**SET PROBLEM**
Repeat the listing in full, preserving every character.

**DATA TO USE**
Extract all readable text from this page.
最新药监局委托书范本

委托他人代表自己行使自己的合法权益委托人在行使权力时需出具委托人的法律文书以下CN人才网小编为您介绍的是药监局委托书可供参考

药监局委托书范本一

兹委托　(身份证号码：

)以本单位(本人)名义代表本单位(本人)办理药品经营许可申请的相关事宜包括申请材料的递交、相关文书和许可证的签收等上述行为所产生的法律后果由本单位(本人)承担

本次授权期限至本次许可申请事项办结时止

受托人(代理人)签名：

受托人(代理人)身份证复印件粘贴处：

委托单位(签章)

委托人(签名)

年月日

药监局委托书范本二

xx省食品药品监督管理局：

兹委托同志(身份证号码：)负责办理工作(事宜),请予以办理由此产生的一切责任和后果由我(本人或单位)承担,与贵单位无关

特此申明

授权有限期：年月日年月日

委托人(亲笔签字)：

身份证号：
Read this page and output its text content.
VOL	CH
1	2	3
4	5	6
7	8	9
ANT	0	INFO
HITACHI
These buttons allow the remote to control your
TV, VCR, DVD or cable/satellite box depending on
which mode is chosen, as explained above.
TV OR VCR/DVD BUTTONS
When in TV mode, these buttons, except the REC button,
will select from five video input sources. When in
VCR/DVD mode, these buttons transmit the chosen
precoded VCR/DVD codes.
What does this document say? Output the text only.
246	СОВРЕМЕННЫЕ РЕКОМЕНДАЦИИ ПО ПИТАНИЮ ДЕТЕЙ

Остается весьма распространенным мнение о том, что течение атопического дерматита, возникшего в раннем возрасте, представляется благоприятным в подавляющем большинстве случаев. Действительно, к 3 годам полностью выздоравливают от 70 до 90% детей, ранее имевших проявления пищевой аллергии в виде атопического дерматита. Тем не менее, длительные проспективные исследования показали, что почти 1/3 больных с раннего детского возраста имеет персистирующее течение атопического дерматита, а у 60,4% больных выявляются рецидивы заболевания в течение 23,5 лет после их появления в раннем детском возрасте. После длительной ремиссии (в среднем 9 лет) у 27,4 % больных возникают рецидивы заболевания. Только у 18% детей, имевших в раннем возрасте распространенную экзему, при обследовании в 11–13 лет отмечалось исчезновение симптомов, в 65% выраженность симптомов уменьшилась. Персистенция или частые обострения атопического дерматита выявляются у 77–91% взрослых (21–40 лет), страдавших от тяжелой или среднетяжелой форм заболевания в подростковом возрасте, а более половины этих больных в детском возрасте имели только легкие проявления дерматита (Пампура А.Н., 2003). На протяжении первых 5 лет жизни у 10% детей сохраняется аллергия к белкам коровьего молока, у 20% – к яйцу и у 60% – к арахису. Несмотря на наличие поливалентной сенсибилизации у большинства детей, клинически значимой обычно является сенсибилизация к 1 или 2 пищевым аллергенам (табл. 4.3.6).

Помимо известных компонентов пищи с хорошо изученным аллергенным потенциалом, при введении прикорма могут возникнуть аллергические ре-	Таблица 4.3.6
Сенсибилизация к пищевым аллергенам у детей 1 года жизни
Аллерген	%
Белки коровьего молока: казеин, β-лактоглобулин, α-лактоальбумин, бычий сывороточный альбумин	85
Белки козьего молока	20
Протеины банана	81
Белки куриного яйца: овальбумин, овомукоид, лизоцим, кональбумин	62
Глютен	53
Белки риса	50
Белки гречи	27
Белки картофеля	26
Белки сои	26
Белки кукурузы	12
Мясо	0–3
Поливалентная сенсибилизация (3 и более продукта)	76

**FINAL ANSWER**
Extract all readable text from this page.
最新药监局委托书范本

委托他人代表自己行使自己的合法权益委托人在行使权力时需出具委托人的法律文书以下CN人才网小编为您介绍的是药监局委托书可供参考

药监局委托书范本一

兹委托　(身份证号码：

)以本单位(本人)名义代表本单位(本人)办理药品经营许可申请的相关事宜包括申请材料的递交、相关文书和许可证的签收等上述行为所产生的法律后果由本单位(本人)承担

本次授权期限至本次许可申请事项办结时止

受托人(代理人)签名：

受托人(代理人)身份证复印件粘贴处：

委托单位(签章)

委托人(签名)

年月日

药监局委托书范本二

xx省食品药品监督管理局：

兹委托同志(身份证号码：)负责办理工作(事宜),请予以办理由此产生的一切责任和后果由我(本人或单位)承担,与贵单位无关

特此申明

授权有限期：年月日年月日

委托人(亲笔签字)：

身份证号：
Read this page and output its text content.
VOL	CH
1	2	3
4	5	6
7	8	9
ANT	0	INFO
HITACHI
These buttons allow the remote to control your
TV, VCR, DVD or cable/satellite box depending on
which mode is chosen, as explained above.
TV OR VCR/DVD BUTTONS
When in TV mode, these buttons, except the REC button,
will select from five video input sources. When in
VCR/DVD mode, these buttons transmit the chosen
precoded VCR/DVD codes.
What does this document say? Output the text only.
246	СОВРЕМЕННЫЕ РЕКОМЕНДАЦИИ ПО ПИТАНИЮ ДЕТЕЙ

Остается весьма распространенным мнение о том, что течение атопического дерматита, возникшего в раннем возрасте, представляется благоприятным в подавляющем большинстве случаев. Действительно, к 3 годам полностью выздоравливают от 70 до 90% детей, ранее имевших проявления пищевой аллергии в виде атопического дерматита. Тем не менее, длительные проспективные исследования показали, что почти 1/3 больных с раннего детского возраста имеет персистирующее течение атопического дерматита, а у 60,4% больных выявляются рецидивы заболевания в течение 23,5 лет после их появления в раннем детском возрасте. После длительной ремиссии (в среднем 9 лет) у 27,4 % больных возникают рецидивы заболевания. Только у 18% детей, имевших в раннем возрасте распространенную экзему, при обследовании в 11–13 лет отмечалось исчезновение симптомов, в 65% выраженность симптомов уменьшилась. Персистенция или частые обострения атопического дерматита выявляются у 77–91% взрослых (21–40 лет), страдавших от тяжелой или среднетяжелой форм заболевания в подростковом возрасте, а более половины этих больных в детском возрасте имели только легкие проявления дерматита (Пампура А.Н., 2003). На протяжении первых 5 лет жизни у 10% детей сохраняется аллергия к белкам коровьего молока, у 20% – к яйцу и у 60% – к арахису. Несмотря на наличие поливалентной сенсибилизации у большинства детей, клинически значимой обычно является сенсибилизация к 1 или 2 пищевым аллергенам (табл. 4.3.6).

Помимо известных компонентов пищи с хорошо изученным аллергенным потенциалом, при введении прикорма могут возникнуть аллергические ре-	Таблица 4.3.6
Сенсибилизация к пищевым аллергенам у детей 1 года жизни
Аллерген	%
Белки коровьего молока: казеин, β-лактоглобулин, α-лактоальбумин, бычий сывороточный альбумин	85
Белки козьего молока	20
Протеины банана	81
Белки куриного яйца: овальбумин, овомукоид, лизоцим, кональбумин	62
Глютен	53
Белки риса	50
Белки гречи	27
Белки картофеля	26
Белки сои	26
Белки кукурузы	12
Мясо	0–3
Поливалентная сенсибилизация (3 и более продукта)	76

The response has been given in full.